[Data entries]

Begin

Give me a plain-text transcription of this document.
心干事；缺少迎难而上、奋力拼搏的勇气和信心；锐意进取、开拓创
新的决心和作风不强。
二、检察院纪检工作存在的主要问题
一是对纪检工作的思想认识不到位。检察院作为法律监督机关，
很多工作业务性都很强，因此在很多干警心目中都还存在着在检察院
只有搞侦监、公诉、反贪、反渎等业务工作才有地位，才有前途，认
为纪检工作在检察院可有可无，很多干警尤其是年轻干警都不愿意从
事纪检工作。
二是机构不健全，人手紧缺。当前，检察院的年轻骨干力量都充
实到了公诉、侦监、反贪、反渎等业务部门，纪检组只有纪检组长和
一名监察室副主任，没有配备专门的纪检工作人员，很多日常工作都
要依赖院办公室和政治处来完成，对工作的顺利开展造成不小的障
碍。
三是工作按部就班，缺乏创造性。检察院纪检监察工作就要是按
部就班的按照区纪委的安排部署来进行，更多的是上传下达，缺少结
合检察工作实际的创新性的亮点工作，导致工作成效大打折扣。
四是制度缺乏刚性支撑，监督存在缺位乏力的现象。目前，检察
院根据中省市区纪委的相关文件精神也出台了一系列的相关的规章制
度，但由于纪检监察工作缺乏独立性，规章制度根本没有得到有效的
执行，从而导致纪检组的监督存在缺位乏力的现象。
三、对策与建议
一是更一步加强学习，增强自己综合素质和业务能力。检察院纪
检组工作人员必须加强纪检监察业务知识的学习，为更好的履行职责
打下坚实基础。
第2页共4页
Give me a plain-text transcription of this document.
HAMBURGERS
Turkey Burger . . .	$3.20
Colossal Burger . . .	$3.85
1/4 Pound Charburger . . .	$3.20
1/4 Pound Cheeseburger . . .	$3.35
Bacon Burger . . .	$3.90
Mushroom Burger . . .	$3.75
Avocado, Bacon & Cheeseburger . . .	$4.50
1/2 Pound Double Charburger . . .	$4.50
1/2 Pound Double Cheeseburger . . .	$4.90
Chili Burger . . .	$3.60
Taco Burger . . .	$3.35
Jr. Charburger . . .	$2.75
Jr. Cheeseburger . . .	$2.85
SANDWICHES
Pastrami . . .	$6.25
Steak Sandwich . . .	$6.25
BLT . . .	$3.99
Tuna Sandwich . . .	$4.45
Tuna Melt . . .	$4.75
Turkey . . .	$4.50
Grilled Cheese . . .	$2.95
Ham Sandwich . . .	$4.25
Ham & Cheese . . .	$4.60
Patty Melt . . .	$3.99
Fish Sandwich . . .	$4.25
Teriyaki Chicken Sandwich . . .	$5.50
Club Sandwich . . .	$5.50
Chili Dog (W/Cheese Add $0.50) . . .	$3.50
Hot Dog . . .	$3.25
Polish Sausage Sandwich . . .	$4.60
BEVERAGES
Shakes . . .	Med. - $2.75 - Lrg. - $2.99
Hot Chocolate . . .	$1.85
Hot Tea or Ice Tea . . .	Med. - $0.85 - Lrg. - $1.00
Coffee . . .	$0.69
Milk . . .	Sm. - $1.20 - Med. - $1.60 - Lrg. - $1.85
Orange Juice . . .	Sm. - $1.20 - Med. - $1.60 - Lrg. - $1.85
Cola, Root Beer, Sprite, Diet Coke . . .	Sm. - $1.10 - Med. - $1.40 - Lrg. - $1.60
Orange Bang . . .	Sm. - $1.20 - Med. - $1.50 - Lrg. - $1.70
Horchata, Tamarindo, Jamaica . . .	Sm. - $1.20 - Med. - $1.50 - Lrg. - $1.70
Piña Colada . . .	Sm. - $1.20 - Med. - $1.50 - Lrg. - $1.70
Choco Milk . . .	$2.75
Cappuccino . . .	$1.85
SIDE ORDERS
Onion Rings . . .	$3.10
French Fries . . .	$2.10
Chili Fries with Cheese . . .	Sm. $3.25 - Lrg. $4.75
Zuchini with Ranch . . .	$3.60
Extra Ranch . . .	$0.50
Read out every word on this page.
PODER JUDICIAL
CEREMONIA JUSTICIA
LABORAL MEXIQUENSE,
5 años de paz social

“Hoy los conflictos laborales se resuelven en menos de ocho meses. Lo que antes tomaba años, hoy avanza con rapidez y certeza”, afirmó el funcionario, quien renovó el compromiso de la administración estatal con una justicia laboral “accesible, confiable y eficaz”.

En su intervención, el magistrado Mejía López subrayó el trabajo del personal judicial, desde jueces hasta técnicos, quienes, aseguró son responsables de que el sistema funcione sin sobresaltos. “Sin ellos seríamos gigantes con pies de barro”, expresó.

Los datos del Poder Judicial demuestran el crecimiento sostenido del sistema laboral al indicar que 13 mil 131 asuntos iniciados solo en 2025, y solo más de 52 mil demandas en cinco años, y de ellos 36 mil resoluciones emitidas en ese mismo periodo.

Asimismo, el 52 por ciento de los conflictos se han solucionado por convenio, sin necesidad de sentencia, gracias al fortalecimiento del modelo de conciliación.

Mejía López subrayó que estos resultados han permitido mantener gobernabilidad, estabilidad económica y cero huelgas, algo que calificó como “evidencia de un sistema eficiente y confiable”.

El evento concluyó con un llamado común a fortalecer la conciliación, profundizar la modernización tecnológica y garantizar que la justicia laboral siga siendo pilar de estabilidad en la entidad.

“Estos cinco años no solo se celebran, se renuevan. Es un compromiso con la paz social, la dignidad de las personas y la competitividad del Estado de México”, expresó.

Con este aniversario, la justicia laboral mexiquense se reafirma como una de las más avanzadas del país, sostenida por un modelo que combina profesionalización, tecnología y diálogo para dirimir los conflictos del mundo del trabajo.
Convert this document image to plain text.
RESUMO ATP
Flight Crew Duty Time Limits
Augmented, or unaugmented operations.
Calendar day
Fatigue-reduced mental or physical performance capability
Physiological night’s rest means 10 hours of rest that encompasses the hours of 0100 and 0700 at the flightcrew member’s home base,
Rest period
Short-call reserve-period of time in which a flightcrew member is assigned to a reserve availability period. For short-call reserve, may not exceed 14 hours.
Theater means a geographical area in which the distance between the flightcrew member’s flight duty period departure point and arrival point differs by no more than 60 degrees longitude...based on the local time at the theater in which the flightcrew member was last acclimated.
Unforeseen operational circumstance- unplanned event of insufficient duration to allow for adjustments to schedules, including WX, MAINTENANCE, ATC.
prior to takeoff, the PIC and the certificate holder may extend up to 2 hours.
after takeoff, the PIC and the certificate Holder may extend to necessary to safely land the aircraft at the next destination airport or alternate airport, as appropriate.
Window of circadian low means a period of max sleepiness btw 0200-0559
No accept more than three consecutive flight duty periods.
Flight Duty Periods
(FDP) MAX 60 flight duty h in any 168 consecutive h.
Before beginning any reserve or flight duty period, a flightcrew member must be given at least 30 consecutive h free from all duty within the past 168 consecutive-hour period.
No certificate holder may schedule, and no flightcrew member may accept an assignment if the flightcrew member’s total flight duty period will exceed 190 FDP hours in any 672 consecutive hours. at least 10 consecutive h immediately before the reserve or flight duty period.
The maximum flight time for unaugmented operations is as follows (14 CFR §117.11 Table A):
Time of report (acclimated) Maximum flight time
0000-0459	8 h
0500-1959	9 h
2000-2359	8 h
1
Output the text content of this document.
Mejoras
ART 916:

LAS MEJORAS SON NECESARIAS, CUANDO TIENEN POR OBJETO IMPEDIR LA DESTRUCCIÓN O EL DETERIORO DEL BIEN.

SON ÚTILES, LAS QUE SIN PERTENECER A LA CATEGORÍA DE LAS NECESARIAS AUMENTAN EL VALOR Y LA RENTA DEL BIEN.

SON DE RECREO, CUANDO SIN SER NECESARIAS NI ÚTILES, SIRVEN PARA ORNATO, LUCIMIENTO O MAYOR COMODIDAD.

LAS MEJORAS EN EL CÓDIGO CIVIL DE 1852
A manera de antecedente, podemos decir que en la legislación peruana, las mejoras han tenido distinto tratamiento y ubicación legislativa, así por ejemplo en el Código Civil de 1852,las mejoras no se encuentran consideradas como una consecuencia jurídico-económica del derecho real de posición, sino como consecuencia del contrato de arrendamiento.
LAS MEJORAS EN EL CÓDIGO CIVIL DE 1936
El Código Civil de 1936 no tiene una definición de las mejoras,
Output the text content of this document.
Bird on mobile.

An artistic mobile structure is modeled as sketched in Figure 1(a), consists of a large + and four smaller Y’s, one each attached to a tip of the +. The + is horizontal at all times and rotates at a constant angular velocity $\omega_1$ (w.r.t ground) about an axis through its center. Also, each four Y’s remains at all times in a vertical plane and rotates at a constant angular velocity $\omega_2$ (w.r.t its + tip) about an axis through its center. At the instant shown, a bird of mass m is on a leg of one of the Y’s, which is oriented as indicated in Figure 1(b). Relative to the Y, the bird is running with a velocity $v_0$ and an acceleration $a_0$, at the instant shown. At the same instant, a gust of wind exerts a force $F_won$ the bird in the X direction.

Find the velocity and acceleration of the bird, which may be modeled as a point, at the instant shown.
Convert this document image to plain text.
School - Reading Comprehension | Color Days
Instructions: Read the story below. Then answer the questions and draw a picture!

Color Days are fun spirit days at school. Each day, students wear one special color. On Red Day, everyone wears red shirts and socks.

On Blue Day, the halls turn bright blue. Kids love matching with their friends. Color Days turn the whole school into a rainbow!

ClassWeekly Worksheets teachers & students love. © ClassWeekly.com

End

◆ **What this task involves**
Select and copy every line of the material that holds the string "subrayó".

◆ **Result of the exercise**
En su intervención, el magistrado Mejía López subrayó el trabajo del personal judicial, desde jueces hasta técnicos, quienes, aseguró son responsables de que el sistema funcione sin sobresaltos. “Sin ellos seríamos gigantes con pies de barro”, expresó.
Mejía López subrayó que estos resultados han permitido mantener gobernabilidad, estabilidad económica y cero huelgas, algo que calificó como “evidencia de un sistema eficiente y confiable”.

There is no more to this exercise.